Task objective =
Quote all of the data exactly as given. Skip every picture it contains.

Records for the exercise =
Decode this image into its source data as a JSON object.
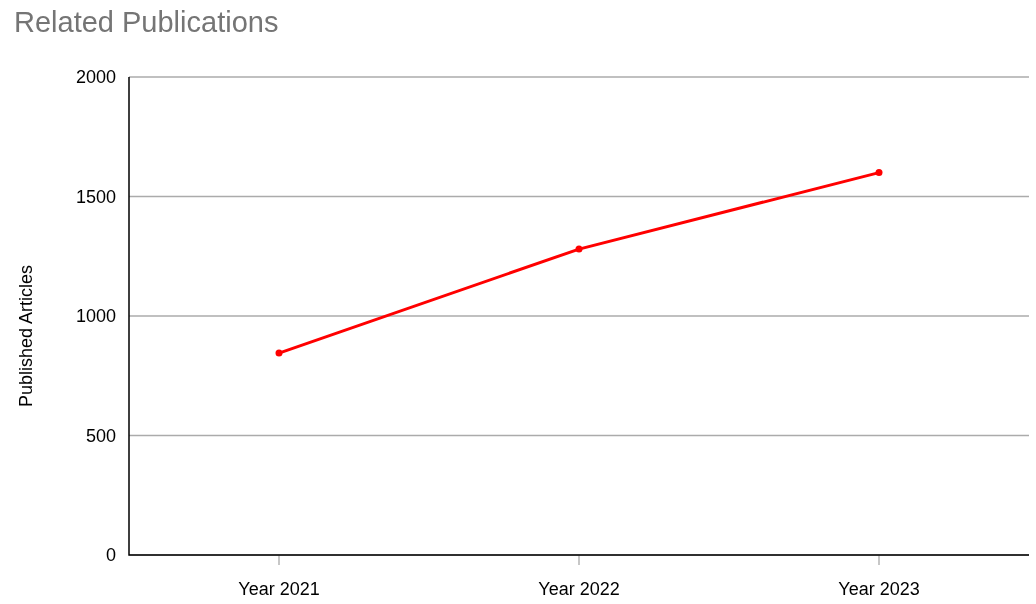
{
  "chart_data": {
    "type": "line",
    "title": "Related Publications",
    "ylabel": "Published Articles",
    "categories": [
      "Year 2021",
      "Year 2022",
      "Year 2023"
    ],
    "series": [
      {
        "color": "#ff0000",
        "values": [
          845,
          1280,
          1600
        ]
      }
    ],
    "ylim": [
      0,
      2000
    ],
    "yticks": [
      0,
      500,
      1000,
      1500,
      2000
    ],
    "grid": "y",
    "marker": "circle",
    "line_style": "solid"
  }
}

Exercise answer =
Decode this image into its source data as a JSON object.
{
  "chart_data": {
    "type": "line",
    "title": "Related Publications",
    "ylabel": "Published Articles",
    "categories": [
      "Year 2021",
      "Year 2022",
      "Year 2023"
    ],
    "series": [
      {
        "color": "#ff0000",
        "values": [
          845,
          1280,
          1600
        ]
      }
    ],
    "ylim": [
      0,
      2000
    ],
    "yticks": [
      0,
      500,
      1000,
      1500,
      2000
    ],
    "grid": "y",
    "marker": "circle",
    "line_style": "solid"
  }
}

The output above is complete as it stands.